EXTRACT PROVIDED ▸
↓

Tuesday, September 23, 2003
Laundering on the iterative wash cycle.in newMedia Design
AIRSIDE -- When you next use your word processing suite, are you really using the extra features that persuaded you to buy the new upgrade in the first place? Would you have accepted easier use over new features as a purchase decision? When was the last time a software maker said 'Buy this - it's easier to use than our last version'? Thought not.
We're all software junkies. Your addiction is part of their business model. We all wait in anticipation of the next 'fix' - the new release. And they have us by the short and curlies - they stop supporting older software!
The thought came to me as I was using an ancient copy of Office the other day - it integrated so well into my 'modern' desktop. The heavy revolutions of new releases were completely lost on this piece of software - to no detriment I might add.
Doyen of the usability police, Jakob Neilsen, calls for 'good software'. A better user experience - and bug fixes across all new releases before the addition of new features.
And what does make for good software? BFG's new intake of students will ponder this early in their course. For something that we deal with every day of our lives, a wild array of answers might be forthcoming - especially from IT professionals. To the uninitiated, a difficult front-end often obscures powerful software to the acolyte. The presence of contextual markers that strike for ease of interactivity - navigational waypoints by which users can refer - are often completely absent in new software releases and Open Source programs.
A fundamental understanding of software and how people use it - interactivity - lends to better usability, and in turn - better software. The easiest and simplest user interfaces are notoriously difficult to design, made more so in complex software [read 3D]. To what extent is an intuitive interface the foundation for successful software, especially in a medium with which the user might have no previous experience?
Much front end design follows convention - a user expects to see 'save' under 'file'. But don't expect to see many tabbed palettes; UI real estate is rapidly being snapped up by the patent lawyers.
Of course software sells like soap powder - each iteration is new, improved, and hangs on a fashionable meme. No-one bothers to question what they have been sold the last five versions.
The truth is, like soap, all software does pretty much the same thing. New iterations usually seek to merge features from other bits of software as people change the way they work. A future version of Outlook, for example, might offer RSS aggregation and syndication, much the same as newsreaders allow you to do today. This time its centralised and sanitised for the corporate desk. 500 bucks please.
But the new features coming at you in the next release of your favourite program might be obtainable elsewhere. Anyone looking for true value for money [it's usually free] and a sharper edge to the way they work should look towards the Open Source movement.
It is here that you will find genuine stars, years before they hit the big time on the Microsoft stage. Here budding usability experts get the chance to pay their dues, design and implement. Good design and documentation skills are always in demand. Without the spin.

↑

WHAT YOU NEED TO DO ▸
1. According to the piece on software upgrades, who calls for "good software"?
2. Decide whether each statement agrees with the piece on software upgrades, and support each yes or no with the deciding words of the piece:
(a) The writer found that an old copy of Office fit well into a modern desktop.
(b) Tabbed palettes are becoming more common in front-end design.
(c) The simplest user interfaces are easy to design.

PROVIDED RECORDS ▸
↓

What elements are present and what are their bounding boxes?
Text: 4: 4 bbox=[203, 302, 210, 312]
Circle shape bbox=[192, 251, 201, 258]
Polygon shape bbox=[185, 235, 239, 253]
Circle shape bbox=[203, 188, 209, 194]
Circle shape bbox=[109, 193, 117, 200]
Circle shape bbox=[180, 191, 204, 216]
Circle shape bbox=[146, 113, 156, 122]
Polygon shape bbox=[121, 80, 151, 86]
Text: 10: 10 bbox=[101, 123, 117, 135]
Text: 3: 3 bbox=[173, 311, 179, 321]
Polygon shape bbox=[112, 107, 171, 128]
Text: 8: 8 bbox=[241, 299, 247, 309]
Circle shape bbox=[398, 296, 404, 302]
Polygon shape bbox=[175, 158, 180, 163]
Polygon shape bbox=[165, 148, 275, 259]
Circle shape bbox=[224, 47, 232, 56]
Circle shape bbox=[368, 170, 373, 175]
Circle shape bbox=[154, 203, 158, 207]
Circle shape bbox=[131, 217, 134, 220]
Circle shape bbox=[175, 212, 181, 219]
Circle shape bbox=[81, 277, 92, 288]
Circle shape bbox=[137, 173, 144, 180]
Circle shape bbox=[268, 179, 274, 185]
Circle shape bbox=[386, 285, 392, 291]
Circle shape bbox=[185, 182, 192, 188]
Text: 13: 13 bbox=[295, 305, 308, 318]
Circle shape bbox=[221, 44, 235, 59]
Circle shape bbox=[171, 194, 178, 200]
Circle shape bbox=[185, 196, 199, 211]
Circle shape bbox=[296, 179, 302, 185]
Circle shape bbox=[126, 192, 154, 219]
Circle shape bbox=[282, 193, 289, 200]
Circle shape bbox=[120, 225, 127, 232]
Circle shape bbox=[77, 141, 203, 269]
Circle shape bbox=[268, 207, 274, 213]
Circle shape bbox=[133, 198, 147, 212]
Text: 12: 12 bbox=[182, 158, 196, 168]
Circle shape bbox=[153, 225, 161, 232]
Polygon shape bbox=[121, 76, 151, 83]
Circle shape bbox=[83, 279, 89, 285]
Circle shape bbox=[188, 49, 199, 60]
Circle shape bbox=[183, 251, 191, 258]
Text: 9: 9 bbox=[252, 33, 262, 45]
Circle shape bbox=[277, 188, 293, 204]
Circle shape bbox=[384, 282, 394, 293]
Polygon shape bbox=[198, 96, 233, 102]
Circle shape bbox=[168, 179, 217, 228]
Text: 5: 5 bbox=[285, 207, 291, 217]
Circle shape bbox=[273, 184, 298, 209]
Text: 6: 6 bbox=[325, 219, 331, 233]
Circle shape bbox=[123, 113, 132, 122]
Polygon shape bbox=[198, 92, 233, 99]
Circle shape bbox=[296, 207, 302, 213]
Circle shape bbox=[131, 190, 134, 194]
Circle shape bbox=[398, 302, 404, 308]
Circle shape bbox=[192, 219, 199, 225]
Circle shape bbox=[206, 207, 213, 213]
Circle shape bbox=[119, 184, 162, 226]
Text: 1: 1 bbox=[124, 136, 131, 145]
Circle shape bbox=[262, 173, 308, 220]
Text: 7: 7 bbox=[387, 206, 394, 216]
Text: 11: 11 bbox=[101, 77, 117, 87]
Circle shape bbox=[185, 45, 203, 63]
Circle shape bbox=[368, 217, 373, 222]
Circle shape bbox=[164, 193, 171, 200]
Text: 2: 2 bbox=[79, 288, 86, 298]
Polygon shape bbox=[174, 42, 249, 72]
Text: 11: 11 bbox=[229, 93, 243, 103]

↑

ANSWERS TO THE PROBLEMS ▸
1. Jakob Neilsen, described as the doyen of the usability police.

2.
(a) Yes: "it integrated so well into my 'modern' desktop."
(b) No: "But don't expect to see many tabbed palettes; UI real estate is rapidly being snapped up by the patent lawyers."
(c) No: "The easiest and simplest user interfaces are notoriously difficult to design"